TESTO DI LETTURA:
Istituto di scienza e tecnologie dell’informazione del Consiglio nazionale delle ricerche (Cnr-Isti), Universidad del Desarrollo di Santiago del Cile, l’operatore Telefònica Chile, Fondazione ISI e Università di Torino, hanno pubblicato su EPJ Data Science uno studio che individua l’algoritmo migliore per individuare l’abitazione di una persona grazie al suo smartphone. La ricerca aiuterà a migliorare l’automatizzazione di stime demografiche, flussi migratori e modelli per la previsione delle epidemie
Roma, 9 giugno 2021 – È possibile localizzare la posizione di un’abitazione attraverso l’analisi dei dati di telefonia mobile? L’Istituto di scienza e tecnologie dell’informazione del Consiglio nazionale delle ricerche (Cnr-Isti), l’Universidad del Desarrollo di Santiago del Cile, l’operatore Telefònica Chile, l’Università di Torino e la Fondazione ISI di Torino hanno validato per la prima volta un vasto insieme di algoritmi, già esistenti o sviluppati appositamente, sui record telefonici di 65 volontari a Santiago del Cile.
Lo studio, pubblicato su EPJ Data Science, ha consentito di identificare l’algoritmo più accurato, scoprendo che le telefonate nelle ore notturne identificano l’abitazione del portatore di numero con maggiore precisione e che per l’identificazione è sufficiente una frazione inferiore al 20% delle telefonate.
“Determinare l’abitazione di un individuo attraverso l’analisi dei suoi record telefonici è una sperimentazione che consente di aumentare la capacità di automatizzazione di processi statistici di grande rilevanza, come la stima e la previsione della densità di popolazione, dei flussi migratori, dell’inquinamento atmosferico e la costruzione di modelli matematici per previsioni epidemiologiche, anche rispetto alla diffusione di Covid-19”, spiega Luca Pappalardo del Cnr-Isti.
“Nonostante l’importanza di tale rilevamento, la mancanza dell’insieme di record telefonici associati all’area di residenza (dati ground truth), non consentiva di validare opportunamente i metodi attualmente usati, non eravamo quindi sicuri dell’accuratezza dei loro algoritmi. Il nostro studio getta finalmente luce sulla precisione di questi algoritmi, al tempo stesso consentendo di calcolare la minima quantità di dati necessaria per un determinato scopo di pubblico interesse”, conclude Pappalardo.

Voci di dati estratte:

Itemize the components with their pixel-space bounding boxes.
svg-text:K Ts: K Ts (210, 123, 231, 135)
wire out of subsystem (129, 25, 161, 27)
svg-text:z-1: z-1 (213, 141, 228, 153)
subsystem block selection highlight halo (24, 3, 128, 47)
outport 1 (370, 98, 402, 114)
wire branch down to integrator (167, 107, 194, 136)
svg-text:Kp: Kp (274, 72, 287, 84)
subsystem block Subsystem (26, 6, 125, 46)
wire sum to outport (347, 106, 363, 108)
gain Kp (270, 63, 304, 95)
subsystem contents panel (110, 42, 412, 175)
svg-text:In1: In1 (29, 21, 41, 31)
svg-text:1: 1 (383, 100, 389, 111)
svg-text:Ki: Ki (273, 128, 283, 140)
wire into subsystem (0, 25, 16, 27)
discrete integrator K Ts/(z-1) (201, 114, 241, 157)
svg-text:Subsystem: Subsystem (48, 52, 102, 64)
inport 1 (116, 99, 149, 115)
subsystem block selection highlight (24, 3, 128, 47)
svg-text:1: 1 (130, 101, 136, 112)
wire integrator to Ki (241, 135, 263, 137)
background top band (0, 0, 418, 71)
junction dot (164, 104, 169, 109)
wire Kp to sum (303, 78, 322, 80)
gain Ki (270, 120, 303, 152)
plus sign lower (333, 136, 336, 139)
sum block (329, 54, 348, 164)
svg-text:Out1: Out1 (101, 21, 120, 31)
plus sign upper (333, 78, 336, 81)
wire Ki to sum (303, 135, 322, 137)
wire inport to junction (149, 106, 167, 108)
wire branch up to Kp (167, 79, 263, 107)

CONSEGNA:
Risponda alle domande seguenti in base al testo sullo studio dei dati di telefonia mobile.
(a) Su quale rivista è stato pubblicato lo studio?
(b) Su quanti volontari e in quale città sono stati validati gli algoritmi?
(c) In quali ore le telefonate identificano con maggiore precisione l'abitazione del portatore di numero?

RISPOSTA ATTESA:
(a) Su EPJ Data Science.
(b) Su 65 volontari a Santiago del Cile.
(c) Nelle ore notturne.